Instructions for the task: Transcribe every line of the listing below without any deviation.

Records for processing:
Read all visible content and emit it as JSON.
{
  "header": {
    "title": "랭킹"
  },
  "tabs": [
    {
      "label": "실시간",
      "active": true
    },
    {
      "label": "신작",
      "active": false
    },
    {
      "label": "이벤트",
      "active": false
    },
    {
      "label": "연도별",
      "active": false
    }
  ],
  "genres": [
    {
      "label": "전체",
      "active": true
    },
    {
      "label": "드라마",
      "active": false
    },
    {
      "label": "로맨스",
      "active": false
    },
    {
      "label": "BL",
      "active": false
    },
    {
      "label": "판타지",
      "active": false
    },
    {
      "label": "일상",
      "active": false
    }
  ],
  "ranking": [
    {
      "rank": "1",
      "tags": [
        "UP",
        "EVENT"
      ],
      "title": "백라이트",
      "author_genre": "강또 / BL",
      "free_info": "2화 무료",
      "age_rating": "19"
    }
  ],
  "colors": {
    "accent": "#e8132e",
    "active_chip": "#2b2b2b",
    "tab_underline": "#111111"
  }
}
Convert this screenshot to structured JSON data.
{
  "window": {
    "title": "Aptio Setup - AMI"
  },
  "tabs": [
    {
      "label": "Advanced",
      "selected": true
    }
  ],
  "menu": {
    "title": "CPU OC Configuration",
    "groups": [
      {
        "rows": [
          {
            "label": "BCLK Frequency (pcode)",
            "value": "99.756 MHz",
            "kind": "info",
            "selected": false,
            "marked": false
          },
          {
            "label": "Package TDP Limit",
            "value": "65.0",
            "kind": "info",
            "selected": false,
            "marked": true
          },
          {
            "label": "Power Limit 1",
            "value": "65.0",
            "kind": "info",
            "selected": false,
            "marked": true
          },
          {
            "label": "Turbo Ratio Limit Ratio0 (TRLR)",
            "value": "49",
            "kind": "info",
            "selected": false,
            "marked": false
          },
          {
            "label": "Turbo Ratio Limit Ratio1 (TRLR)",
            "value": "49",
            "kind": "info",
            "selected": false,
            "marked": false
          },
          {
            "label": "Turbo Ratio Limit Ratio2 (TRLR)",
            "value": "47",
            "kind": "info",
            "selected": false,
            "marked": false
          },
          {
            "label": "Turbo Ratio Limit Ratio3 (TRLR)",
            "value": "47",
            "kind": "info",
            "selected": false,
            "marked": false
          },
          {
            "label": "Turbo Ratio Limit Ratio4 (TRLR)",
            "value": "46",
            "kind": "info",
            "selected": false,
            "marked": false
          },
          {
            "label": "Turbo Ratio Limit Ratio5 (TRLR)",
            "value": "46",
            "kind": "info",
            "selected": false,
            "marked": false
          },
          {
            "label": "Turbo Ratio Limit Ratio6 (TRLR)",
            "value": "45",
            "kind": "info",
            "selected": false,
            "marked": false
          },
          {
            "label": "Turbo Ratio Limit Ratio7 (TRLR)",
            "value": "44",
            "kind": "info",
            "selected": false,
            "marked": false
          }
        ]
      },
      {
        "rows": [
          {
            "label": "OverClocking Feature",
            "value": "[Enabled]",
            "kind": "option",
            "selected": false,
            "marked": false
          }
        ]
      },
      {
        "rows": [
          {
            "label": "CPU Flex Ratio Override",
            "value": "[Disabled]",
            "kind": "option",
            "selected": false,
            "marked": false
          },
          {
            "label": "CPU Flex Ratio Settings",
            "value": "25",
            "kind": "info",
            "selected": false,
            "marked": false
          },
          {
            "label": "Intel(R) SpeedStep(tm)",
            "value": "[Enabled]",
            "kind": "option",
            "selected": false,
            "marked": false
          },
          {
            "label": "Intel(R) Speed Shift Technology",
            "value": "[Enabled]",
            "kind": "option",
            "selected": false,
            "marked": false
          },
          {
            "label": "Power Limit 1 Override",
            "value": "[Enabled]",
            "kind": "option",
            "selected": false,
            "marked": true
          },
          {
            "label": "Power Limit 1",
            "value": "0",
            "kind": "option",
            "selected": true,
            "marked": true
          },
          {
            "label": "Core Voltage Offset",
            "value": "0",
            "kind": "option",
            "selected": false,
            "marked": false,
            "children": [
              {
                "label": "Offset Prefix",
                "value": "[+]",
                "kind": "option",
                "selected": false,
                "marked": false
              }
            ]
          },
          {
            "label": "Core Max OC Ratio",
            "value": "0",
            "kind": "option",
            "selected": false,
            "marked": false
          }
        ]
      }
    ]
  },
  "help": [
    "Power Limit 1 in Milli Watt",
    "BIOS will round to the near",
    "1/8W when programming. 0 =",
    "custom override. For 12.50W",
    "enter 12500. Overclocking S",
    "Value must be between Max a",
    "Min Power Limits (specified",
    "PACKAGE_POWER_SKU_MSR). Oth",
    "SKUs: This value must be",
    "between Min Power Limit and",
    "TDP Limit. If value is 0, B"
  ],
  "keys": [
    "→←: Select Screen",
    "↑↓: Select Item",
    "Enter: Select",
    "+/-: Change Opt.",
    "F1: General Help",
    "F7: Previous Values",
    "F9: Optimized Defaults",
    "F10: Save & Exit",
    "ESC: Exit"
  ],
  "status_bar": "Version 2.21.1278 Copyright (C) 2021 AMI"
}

Correct answer:
Read all visible content and emit it as JSON.
{
  "header": {
    "title": "랭킹"
  },
  "tabs": [
    {
      "label": "실시간",
      "active": true
    },
    {
      "label": "신작",
      "active": false
    },
    {
      "label": "이벤트",
      "active": false
    },
    {
      "label": "연도별",
      "active": false
    }
  ],
  "genres": [
    {
      "label": "전체",
      "active": true
    },
    {
      "label": "드라마",
      "active": false
    },
    {
      "label": "로맨스",
      "active": false
    },
    {
      "label": "BL",
      "active": false
    },
    {
      "label": "판타지",
      "active": false
    },
    {
      "label": "일상",
      "active": false
    }
  ],
  "ranking": [
    {
      "rank": "1",
      "tags": [
        "UP",
        "EVENT"
      ],
      "title": "백라이트",
      "author_genre": "강또 / BL",
      "free_info": "2화 무료",
      "age_rating": "19"
    }
  ],
  "colors": {
    "accent": "#e8132e",
    "active_chip": "#2b2b2b",
    "tab_underline": "#111111"
  }
}
Convert this screenshot to structured JSON data.
{
  "window": {
    "title": "Aptio Setup - AMI"
  },
  "tabs": [
    {
      "label": "Advanced",
      "selected": true
    }
  ],
  "menu": {
    "title": "CPU OC Configuration",
    "groups": [
      {
        "rows": [
          {
            "label": "BCLK Frequency (pcode)",
            "value": "99.756 MHz",
            "kind": "info",
            "selected": false,
            "marked": false
          },
          {
            "label": "Package TDP Limit",
            "value": "65.0",
            "kind": "info",
            "selected": false,
            "marked": true
          },
          {
            "label": "Power Limit 1",
            "value": "65.0",
            "kind": "info",
            "selected": false,
            "marked": true
          },
          {
            "label": "Turbo Ratio Limit Ratio0 (TRLR)",
            "value": "49",
            "kind": "info",
            "selected": false,
            "marked": false
          },
          {
            "label": "Turbo Ratio Limit Ratio1 (TRLR)",
            "value": "49",
            "kind": "info",
            "selected": false,
            "marked": false
          },
          {
            "label": "Turbo Ratio Limit Ratio2 (TRLR)",
            "value": "47",
            "kind": "info",
            "selected": false,
            "marked": false
          },
          {
            "label": "Turbo Ratio Limit Ratio3 (TRLR)",
            "value": "47",
            "kind": "info",
            "selected": false,
            "marked": false
          },
          {
            "label": "Turbo Ratio Limit Ratio4 (TRLR)",
            "value": "46",
            "kind": "info",
            "selected": false,
            "marked": false
          },
          {
            "label": "Turbo Ratio Limit Ratio5 (TRLR)",
            "value": "46",
            "kind": "info",
            "selected": false,
            "marked": false
          },
          {
            "label": "Turbo Ratio Limit Ratio6 (TRLR)",
            "value": "45",
            "kind": "info",
            "selected": false,
            "marked": false
          },
          {
            "label": "Turbo Ratio Limit Ratio7 (TRLR)",
            "value": "44",
            "kind": "info",
            "selected": false,
            "marked": false
          }
        ]
      },
      {
        "rows": [
          {
            "label": "OverClocking Feature",
            "value": "[Enabled]",
            "kind": "option",
            "selected": false,
            "marked": false
          }
        ]
      },
      {
        "rows": [
          {
            "label": "CPU Flex Ratio Override",
            "value": "[Disabled]",
            "kind": "option",
            "selected": false,
            "marked": false
          },
          {
            "label": "CPU Flex Ratio Settings",
            "value": "25",
            "kind": "info",
            "selected": false,
            "marked": false
          },
          {
            "label": "Intel(R) SpeedStep(tm)",
            "value": "[Enabled]",
            "kind": "option",
            "selected": false,
            "marked": false
          },
          {
            "label": "Intel(R) Speed Shift Technology",
            "value": "[Enabled]",
            "kind": "option",
            "selected": false,
            "marked": false
          },
          {
            "label": "Power Limit 1 Override",
            "value": "[Enabled]",
            "kind": "option",
            "selected": false,
            "marked": true
          },
          {
            "label": "Power Limit 1",
            "value": "0",
            "kind": "option",
            "selected": true,
            "marked": true
          },
          {
            "label": "Core Voltage Offset",
            "value": "0",
            "kind": "option",
            "selected": false,
            "marked": false,
            "children": [
              {
                "label": "Offset Prefix",
                "value": "[+]",
                "kind": "option",
                "selected": false,
                "marked": false
              }
            ]
          },
          {
            "label": "Core Max OC Ratio",
            "value": "0",
            "kind": "option",
            "selected": false,
            "marked": false
          }
        ]
      }
    ]
  },
  "help": [
    "Power Limit 1 in Milli Watt",
    "BIOS will round to the near",
    "1/8W when programming. 0 =",
    "custom override. For 12.50W",
    "enter 12500. Overclocking S",
    "Value must be between Max a",
    "Min Power Limits (specified",
    "PACKAGE_POWER_SKU_MSR). Oth",
    "SKUs: This value must be",
    "between Min Power Limit and",
    "TDP Limit. If value is 0, B"
  ],
  "keys": [
    "→←: Select Screen",
    "↑↓: Select Item",
    "Enter: Select",
    "+/-: Change Opt.",
    "F1: General Help",
    "F7: Previous Values",
    "F9: Optimized Defaults",
    "F10: Save & Exit",
    "ESC: Exit"
  ],
  "status_bar": "Version 2.21.1278 Copyright (C) 2021 AMI"
}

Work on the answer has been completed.